Records about charts and figures:

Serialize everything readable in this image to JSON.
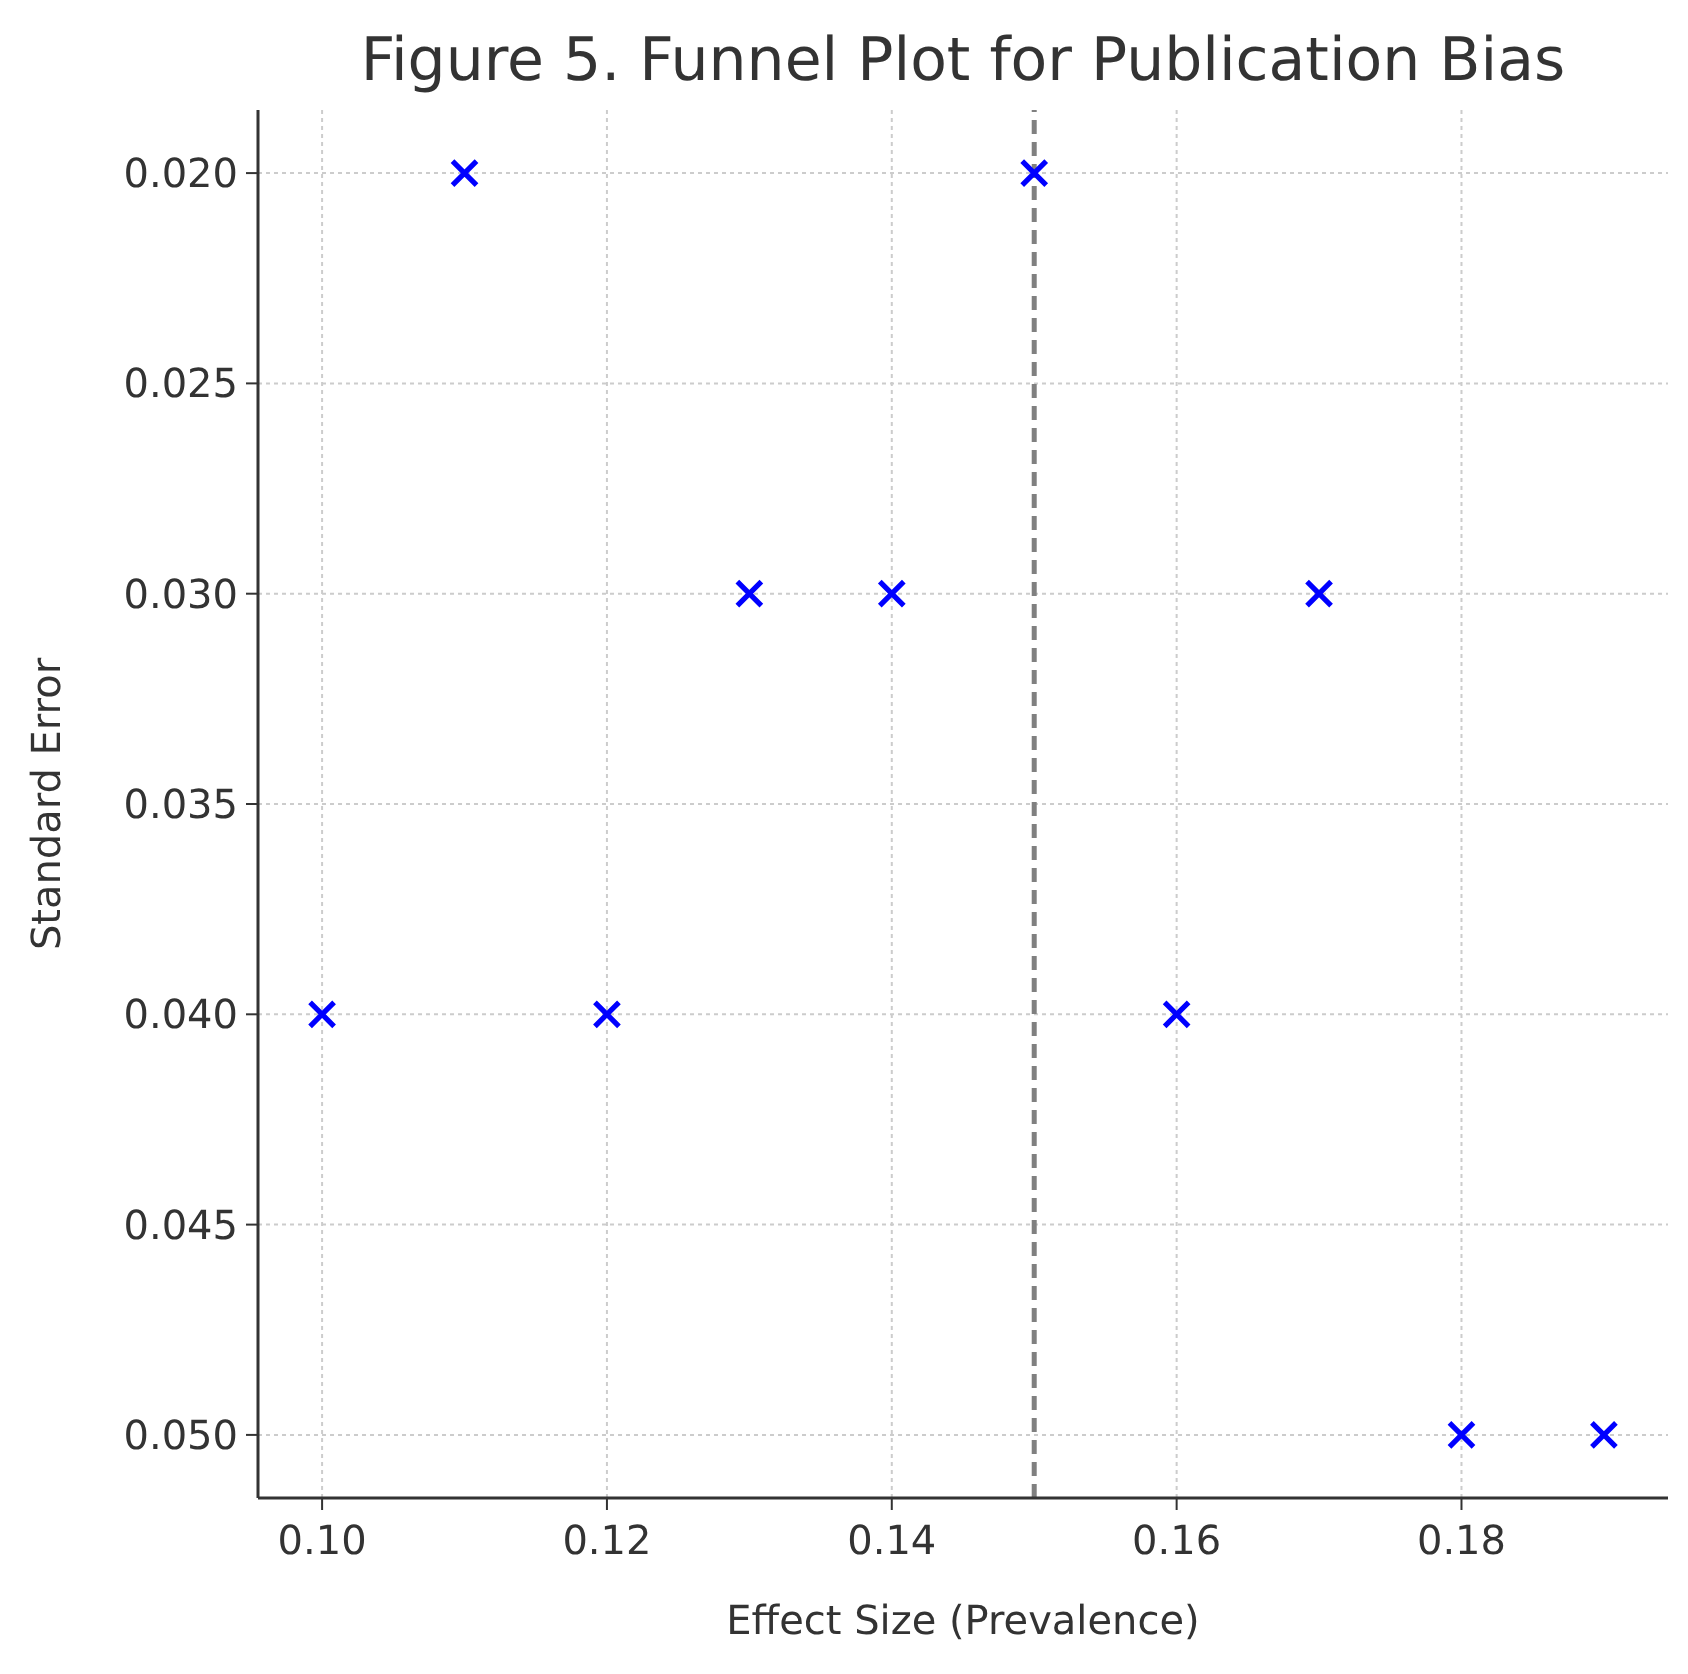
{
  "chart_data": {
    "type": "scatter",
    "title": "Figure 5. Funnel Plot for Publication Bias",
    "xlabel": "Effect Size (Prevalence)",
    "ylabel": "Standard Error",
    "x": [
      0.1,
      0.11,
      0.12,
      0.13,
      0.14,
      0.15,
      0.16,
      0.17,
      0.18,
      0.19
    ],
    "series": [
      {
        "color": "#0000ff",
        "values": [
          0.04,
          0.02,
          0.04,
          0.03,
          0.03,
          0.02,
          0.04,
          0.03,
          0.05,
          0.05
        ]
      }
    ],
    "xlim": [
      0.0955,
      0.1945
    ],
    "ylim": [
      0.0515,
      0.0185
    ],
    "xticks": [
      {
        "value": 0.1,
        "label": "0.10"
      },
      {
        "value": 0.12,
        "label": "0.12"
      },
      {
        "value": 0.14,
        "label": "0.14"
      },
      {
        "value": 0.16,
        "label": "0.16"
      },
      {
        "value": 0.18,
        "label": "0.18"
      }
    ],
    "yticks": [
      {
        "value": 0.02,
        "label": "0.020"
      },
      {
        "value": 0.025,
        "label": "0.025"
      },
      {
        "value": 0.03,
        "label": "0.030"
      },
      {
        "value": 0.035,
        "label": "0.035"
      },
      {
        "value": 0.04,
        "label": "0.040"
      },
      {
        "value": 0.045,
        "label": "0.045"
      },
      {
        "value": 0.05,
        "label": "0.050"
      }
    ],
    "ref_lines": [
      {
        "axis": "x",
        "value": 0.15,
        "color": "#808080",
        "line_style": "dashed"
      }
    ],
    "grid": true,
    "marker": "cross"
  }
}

DIRECTIONS:
The listing above must be printed again exactly, minus its pictures.

THE SOLUTION:
Serialize everything readable in this image to JSON.
{
  "chart_data": {
    "type": "scatter",
    "title": "Figure 5. Funnel Plot for Publication Bias",
    "xlabel": "Effect Size (Prevalence)",
    "ylabel": "Standard Error",
    "x": [
      0.1,
      0.11,
      0.12,
      0.13,
      0.14,
      0.15,
      0.16,
      0.17,
      0.18,
      0.19
    ],
    "series": [
      {
        "color": "#0000ff",
        "values": [
          0.04,
          0.02,
          0.04,
          0.03,
          0.03,
          0.02,
          0.04,
          0.03,
          0.05,
          0.05
        ]
      }
    ],
    "xlim": [
      0.0955,
      0.1945
    ],
    "ylim": [
      0.0515,
      0.0185
    ],
    "xticks": [
      {
        "value": 0.1,
        "label": "0.10"
      },
      {
        "value": 0.12,
        "label": "0.12"
      },
      {
        "value": 0.14,
        "label": "0.14"
      },
      {
        "value": 0.16,
        "label": "0.16"
      },
      {
        "value": 0.18,
        "label": "0.18"
      }
    ],
    "yticks": [
      {
        "value": 0.02,
        "label": "0.020"
      },
      {
        "value": 0.025,
        "label": "0.025"
      },
      {
        "value": 0.03,
        "label": "0.030"
      },
      {
        "value": 0.035,
        "label": "0.035"
      },
      {
        "value": 0.04,
        "label": "0.040"
      },
      {
        "value": 0.045,
        "label": "0.045"
      },
      {
        "value": 0.05,
        "label": "0.050"
      }
    ],
    "ref_lines": [
      {
        "axis": "x",
        "value": 0.15,
        "color": "#808080",
        "line_style": "dashed"
      }
    ],
    "grid": true,
    "marker": "cross"
  }
}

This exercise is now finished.